The absolute value of the final Quality factor much depends on the data, the microscope type, and the background. It is a global value computed over the entire image, so the contribution of a local resolution increase can be small.

For example, suppose you have a large featureless image with one tiny object. While the tiny object may be restored very well, the change in the featureless part is negligible. The quality factor will therefore hardly change, though the restoration is successful.

Usually, widefield images show a much higher quality increase than for example confocal images.

TIRF (Total Internal Reflection Fluorescence) deals mostly with 2D images. Huygens can handle 2D images by internally treating them as part of a 3D stack from which most planes happen to be missing.

Strictly speaking Huygens does not generate TIRF Theoretical PSFs, but customers report good results with high NA confocal PSFs. Proceed by setting the Microscope type of your image to confocal and NA ~ 1.4.

## WORK INSTRUCTIONS
1: According to the Huygens text, which kind of images usually shows a much higher quality increase than confocal images?
2: Return everything from "The absolute value" down to "can be small." in the Huygens text.
The listing has no connection to the Huygens text.

## INFORMATION SUPPLIED

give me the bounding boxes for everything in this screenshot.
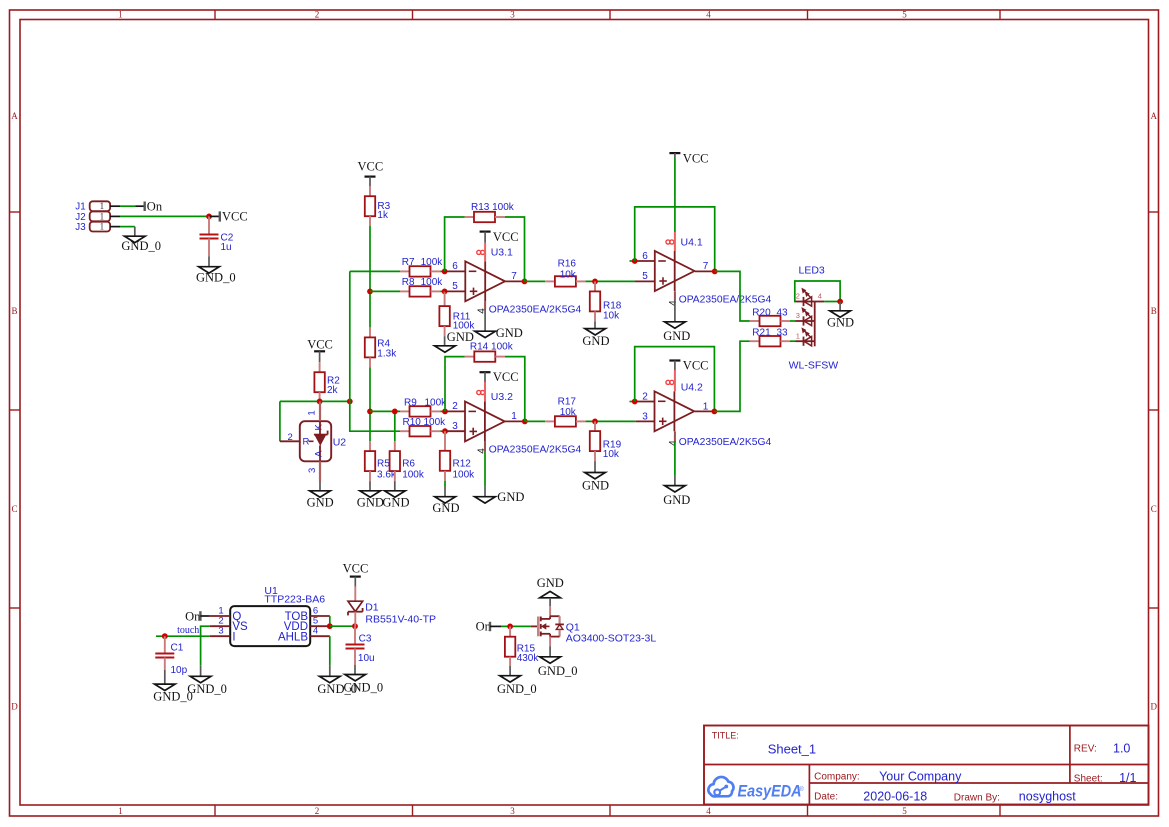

## RESULTS IN ORDER
1: Widefield images.

2:
The absolute value of the final Quality factor much depends on the data, the microscope type, and the background. It is a global value computed over the entire image, so the contribution of a local resolution increase can be small.